=== EXTRACTED INFORMATION ===
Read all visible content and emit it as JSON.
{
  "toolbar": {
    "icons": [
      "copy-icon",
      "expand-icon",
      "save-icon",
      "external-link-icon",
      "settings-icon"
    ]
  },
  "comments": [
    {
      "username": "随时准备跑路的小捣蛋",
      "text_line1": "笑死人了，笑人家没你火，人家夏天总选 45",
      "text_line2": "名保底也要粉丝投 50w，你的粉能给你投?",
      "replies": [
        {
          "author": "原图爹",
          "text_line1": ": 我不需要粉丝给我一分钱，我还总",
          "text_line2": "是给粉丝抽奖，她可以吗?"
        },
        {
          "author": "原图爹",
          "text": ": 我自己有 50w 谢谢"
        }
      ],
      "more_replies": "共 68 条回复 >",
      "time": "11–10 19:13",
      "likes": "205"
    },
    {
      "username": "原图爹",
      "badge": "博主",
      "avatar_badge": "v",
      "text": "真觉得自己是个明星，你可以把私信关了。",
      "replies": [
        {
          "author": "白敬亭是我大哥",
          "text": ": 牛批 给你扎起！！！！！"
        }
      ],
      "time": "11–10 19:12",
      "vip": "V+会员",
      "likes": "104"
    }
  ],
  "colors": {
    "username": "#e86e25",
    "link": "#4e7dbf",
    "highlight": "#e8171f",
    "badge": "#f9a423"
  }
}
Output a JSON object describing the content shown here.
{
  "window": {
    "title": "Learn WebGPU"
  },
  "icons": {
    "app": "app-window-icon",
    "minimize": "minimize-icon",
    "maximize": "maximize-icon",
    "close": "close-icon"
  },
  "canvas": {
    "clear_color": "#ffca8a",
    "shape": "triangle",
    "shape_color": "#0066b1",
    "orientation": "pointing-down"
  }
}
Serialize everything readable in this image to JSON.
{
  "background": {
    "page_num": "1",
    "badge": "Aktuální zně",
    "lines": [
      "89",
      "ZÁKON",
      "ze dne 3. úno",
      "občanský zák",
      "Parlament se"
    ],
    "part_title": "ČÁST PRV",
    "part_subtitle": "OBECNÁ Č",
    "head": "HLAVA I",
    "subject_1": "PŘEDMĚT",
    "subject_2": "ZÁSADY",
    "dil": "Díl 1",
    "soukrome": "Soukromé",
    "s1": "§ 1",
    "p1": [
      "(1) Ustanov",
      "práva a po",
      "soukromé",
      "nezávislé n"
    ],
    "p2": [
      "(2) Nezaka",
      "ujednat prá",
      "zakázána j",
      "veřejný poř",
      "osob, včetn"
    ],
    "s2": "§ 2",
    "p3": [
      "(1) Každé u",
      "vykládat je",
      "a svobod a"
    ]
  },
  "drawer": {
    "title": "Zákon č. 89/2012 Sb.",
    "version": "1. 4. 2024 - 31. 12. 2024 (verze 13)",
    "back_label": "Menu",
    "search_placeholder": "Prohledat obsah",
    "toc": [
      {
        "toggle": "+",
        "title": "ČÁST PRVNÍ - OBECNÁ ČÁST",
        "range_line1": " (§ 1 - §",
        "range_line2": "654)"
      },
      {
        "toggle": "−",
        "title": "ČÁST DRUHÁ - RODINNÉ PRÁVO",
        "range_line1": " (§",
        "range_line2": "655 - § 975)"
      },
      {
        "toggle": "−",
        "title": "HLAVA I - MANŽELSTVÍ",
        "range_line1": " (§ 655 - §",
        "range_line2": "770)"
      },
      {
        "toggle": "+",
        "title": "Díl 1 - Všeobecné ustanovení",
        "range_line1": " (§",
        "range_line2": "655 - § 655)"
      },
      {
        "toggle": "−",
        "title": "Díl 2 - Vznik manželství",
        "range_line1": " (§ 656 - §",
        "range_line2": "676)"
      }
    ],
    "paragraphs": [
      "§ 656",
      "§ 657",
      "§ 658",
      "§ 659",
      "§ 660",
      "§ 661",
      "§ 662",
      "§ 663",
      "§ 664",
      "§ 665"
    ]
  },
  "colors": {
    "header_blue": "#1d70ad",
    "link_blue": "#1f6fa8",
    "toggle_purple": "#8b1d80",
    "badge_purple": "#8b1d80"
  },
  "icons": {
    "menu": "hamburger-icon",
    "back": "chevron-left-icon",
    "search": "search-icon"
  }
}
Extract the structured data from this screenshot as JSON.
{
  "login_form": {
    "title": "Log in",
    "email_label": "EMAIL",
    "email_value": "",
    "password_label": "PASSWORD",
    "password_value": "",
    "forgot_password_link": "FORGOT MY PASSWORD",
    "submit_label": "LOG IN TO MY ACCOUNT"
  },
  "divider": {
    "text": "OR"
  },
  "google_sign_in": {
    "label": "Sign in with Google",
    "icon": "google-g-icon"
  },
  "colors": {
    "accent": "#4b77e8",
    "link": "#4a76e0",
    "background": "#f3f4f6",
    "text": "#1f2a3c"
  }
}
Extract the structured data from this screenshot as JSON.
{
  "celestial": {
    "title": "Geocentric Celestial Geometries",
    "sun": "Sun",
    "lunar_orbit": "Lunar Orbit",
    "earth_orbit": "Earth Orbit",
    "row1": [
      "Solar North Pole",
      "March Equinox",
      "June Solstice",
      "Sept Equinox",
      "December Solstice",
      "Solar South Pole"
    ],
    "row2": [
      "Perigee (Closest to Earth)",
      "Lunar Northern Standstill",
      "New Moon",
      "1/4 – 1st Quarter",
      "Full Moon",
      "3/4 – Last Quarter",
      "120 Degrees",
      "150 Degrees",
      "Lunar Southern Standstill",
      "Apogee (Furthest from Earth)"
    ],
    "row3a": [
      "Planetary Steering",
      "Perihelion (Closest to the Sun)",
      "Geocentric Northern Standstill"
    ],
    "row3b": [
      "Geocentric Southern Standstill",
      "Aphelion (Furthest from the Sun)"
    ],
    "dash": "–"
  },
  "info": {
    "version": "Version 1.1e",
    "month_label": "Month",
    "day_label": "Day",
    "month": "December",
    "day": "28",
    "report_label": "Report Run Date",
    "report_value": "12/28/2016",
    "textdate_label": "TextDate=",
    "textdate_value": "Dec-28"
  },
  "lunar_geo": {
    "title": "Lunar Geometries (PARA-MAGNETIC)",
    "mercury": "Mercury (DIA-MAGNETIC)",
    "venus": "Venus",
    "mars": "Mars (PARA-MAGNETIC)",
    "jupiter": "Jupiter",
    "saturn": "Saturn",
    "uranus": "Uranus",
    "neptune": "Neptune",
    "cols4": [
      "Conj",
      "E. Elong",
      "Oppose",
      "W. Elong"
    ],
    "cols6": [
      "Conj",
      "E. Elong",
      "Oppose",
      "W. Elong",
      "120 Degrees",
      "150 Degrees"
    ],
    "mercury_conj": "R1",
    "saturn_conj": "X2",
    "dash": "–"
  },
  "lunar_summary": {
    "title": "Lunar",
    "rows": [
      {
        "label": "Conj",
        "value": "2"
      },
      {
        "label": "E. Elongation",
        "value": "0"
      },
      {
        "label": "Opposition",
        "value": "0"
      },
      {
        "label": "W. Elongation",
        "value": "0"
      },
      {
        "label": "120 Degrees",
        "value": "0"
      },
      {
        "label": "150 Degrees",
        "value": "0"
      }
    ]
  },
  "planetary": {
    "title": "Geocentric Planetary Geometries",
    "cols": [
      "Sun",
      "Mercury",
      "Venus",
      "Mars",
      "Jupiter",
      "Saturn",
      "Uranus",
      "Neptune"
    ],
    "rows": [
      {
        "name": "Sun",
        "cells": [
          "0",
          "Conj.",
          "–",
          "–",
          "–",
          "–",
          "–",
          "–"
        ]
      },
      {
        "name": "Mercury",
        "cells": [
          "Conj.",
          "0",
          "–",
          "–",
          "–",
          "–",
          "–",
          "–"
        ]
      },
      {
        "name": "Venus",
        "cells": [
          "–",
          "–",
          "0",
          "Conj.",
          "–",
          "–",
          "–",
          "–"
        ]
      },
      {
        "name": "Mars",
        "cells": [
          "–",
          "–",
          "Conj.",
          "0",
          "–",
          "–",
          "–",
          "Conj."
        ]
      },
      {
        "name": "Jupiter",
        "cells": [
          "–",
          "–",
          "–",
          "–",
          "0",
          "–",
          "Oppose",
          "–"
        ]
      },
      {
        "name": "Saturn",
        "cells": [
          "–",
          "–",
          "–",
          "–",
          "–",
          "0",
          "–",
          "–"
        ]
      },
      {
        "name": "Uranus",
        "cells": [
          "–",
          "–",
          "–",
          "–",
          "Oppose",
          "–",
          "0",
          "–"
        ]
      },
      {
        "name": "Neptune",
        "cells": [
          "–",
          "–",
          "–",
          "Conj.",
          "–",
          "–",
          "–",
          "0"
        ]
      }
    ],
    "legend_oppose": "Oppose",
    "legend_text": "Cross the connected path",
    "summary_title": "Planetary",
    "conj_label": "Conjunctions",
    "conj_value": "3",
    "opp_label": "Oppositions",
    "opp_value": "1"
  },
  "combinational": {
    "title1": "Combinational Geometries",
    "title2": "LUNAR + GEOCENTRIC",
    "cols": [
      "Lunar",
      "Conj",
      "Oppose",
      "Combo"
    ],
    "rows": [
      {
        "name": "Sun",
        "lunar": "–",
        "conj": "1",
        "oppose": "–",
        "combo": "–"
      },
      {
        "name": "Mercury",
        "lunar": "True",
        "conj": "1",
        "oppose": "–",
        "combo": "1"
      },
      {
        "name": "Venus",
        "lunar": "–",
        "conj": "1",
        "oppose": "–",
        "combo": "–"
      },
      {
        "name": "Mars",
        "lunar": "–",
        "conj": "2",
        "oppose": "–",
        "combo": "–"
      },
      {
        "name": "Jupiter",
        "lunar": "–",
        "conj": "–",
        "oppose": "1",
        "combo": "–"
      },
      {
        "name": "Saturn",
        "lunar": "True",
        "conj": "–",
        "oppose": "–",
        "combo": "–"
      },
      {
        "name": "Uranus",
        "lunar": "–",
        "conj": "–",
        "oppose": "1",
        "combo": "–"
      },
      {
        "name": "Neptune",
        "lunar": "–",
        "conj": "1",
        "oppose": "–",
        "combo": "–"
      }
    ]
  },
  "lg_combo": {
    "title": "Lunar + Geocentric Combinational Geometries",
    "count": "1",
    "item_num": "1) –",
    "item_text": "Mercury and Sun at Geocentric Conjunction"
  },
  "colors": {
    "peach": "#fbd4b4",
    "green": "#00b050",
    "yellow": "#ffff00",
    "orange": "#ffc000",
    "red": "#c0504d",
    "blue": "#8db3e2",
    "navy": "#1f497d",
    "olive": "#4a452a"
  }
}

=== DESCRIPTION OF THE TASK ===
Pull out each line of the records holding the string "Mars".

=== THE SOLUTION ===
    "mars": "Mars (PARA-MAGNETIC)",
      "Mars",
        "name": "Mars",
        "name": "Mars",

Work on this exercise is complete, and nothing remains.